**Given exercise:** Extract all of the entries and give them again, word for word.
━━━ Excerpted data
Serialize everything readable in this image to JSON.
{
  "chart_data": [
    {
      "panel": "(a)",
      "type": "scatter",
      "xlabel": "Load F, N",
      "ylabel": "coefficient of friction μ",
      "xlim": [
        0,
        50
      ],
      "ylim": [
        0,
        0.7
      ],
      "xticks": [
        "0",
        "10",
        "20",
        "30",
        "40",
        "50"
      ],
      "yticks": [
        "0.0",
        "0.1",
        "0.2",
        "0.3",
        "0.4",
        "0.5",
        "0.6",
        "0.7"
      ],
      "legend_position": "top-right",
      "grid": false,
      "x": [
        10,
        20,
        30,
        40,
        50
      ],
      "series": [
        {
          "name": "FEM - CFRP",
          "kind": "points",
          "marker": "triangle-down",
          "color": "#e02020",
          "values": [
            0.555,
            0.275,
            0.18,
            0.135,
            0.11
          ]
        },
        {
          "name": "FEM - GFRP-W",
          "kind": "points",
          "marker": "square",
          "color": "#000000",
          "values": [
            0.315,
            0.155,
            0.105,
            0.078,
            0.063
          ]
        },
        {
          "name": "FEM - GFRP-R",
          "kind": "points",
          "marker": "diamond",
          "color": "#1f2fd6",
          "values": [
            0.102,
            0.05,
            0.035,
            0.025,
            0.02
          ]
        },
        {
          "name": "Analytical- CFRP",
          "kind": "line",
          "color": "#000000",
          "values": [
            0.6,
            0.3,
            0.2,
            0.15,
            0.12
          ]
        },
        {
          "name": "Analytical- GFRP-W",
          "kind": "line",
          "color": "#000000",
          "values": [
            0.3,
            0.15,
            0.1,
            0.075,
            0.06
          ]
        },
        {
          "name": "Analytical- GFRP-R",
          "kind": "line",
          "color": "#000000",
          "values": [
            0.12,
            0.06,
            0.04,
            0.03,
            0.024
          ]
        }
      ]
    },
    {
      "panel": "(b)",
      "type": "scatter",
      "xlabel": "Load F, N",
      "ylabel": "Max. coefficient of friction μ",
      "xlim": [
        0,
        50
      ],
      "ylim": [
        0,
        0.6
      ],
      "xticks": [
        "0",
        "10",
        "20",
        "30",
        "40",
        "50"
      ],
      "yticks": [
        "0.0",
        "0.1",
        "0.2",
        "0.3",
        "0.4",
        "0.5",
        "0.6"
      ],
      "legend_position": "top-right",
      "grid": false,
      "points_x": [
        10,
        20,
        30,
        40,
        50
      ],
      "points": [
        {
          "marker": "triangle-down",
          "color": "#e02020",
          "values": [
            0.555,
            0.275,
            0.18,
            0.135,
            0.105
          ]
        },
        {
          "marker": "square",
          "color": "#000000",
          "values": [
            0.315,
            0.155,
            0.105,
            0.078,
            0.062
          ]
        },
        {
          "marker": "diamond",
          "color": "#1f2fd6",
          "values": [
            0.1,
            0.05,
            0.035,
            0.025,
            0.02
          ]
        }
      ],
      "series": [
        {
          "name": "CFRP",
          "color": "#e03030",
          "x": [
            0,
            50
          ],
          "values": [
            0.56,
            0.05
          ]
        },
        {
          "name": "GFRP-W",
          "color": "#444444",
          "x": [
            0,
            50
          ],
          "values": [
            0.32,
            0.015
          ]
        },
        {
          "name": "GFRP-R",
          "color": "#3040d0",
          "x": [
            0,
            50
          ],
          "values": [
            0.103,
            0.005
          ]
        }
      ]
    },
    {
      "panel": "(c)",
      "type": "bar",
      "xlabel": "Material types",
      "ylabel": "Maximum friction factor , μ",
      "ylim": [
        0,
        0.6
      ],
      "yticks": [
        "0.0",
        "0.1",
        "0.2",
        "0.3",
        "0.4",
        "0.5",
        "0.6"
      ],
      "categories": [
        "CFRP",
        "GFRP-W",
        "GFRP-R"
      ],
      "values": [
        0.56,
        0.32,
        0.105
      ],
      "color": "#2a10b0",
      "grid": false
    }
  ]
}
━━━━━━
**Solution for this problem:**
Serialize everything readable in this image to JSON.
{
  "chart_data": [
    {
      "panel": "(a)",
      "type": "scatter",
      "xlabel": "Load F, N",
      "ylabel": "coefficient of friction μ",
      "xlim": [
        0,
        50
      ],
      "ylim": [
        0,
        0.7
      ],
      "xticks": [
        "0",
        "10",
        "20",
        "30",
        "40",
        "50"
      ],
      "yticks": [
        "0.0",
        "0.1",
        "0.2",
        "0.3",
        "0.4",
        "0.5",
        "0.6",
        "0.7"
      ],
      "legend_position": "top-right",
      "grid": false,
      "x": [
        10,
        20,
        30,
        40,
        50
      ],
      "series": [
        {
          "name": "FEM - CFRP",
          "kind": "points",
          "marker": "triangle-down",
          "color": "#e02020",
          "values": [
            0.555,
            0.275,
            0.18,
            0.135,
            0.11
          ]
        },
        {
          "name": "FEM - GFRP-W",
          "kind": "points",
          "marker": "square",
          "color": "#000000",
          "values": [
            0.315,
            0.155,
            0.105,
            0.078,
            0.063
          ]
        },
        {
          "name": "FEM - GFRP-R",
          "kind": "points",
          "marker": "diamond",
          "color": "#1f2fd6",
          "values": [
            0.102,
            0.05,
            0.035,
            0.025,
            0.02
          ]
        },
        {
          "name": "Analytical- CFRP",
          "kind": "line",
          "color": "#000000",
          "values": [
            0.6,
            0.3,
            0.2,
            0.15,
            0.12
          ]
        },
        {
          "name": "Analytical- GFRP-W",
          "kind": "line",
          "color": "#000000",
          "values": [
            0.3,
            0.15,
            0.1,
            0.075,
            0.06
          ]
        },
        {
          "name": "Analytical- GFRP-R",
          "kind": "line",
          "color": "#000000",
          "values": [
            0.12,
            0.06,
            0.04,
            0.03,
            0.024
          ]
        }
      ]
    },
    {
      "panel": "(b)",
      "type": "scatter",
      "xlabel": "Load F, N",
      "ylabel": "Max. coefficient of friction μ",
      "xlim": [
        0,
        50
      ],
      "ylim": [
        0,
        0.6
      ],
      "xticks": [
        "0",
        "10",
        "20",
        "30",
        "40",
        "50"
      ],
      "yticks": [
        "0.0",
        "0.1",
        "0.2",
        "0.3",
        "0.4",
        "0.5",
        "0.6"
      ],
      "legend_position": "top-right",
      "grid": false,
      "points_x": [
        10,
        20,
        30,
        40,
        50
      ],
      "points": [
        {
          "marker": "triangle-down",
          "color": "#e02020",
          "values": [
            0.555,
            0.275,
            0.18,
            0.135,
            0.105
          ]
        },
        {
          "marker": "square",
          "color": "#000000",
          "values": [
            0.315,
            0.155,
            0.105,
            0.078,
            0.062
          ]
        },
        {
          "marker": "diamond",
          "color": "#1f2fd6",
          "values": [
            0.1,
            0.05,
            0.035,
            0.025,
            0.02
          ]
        }
      ],
      "series": [
        {
          "name": "CFRP",
          "color": "#e03030",
          "x": [
            0,
            50
          ],
          "values": [
            0.56,
            0.05
          ]
        },
        {
          "name": "GFRP-W",
          "color": "#444444",
          "x": [
            0,
            50
          ],
          "values": [
            0.32,
            0.015
          ]
        },
        {
          "name": "GFRP-R",
          "color": "#3040d0",
          "x": [
            0,
            50
          ],
          "values": [
            0.103,
            0.005
          ]
        }
      ]
    },
    {
      "panel": "(c)",
      "type": "bar",
      "xlabel": "Material types",
      "ylabel": "Maximum friction factor , μ",
      "ylim": [
        0,
        0.6
      ],
      "yticks": [
        "0.0",
        "0.1",
        "0.2",
        "0.3",
        "0.4",
        "0.5",
        "0.6"
      ],
      "categories": [
        "CFRP",
        "GFRP-W",
        "GFRP-R"
      ],
      "values": [
        0.56,
        0.32,
        0.105
      ],
      "color": "#2a10b0",
      "grid": false
    }
  ]
}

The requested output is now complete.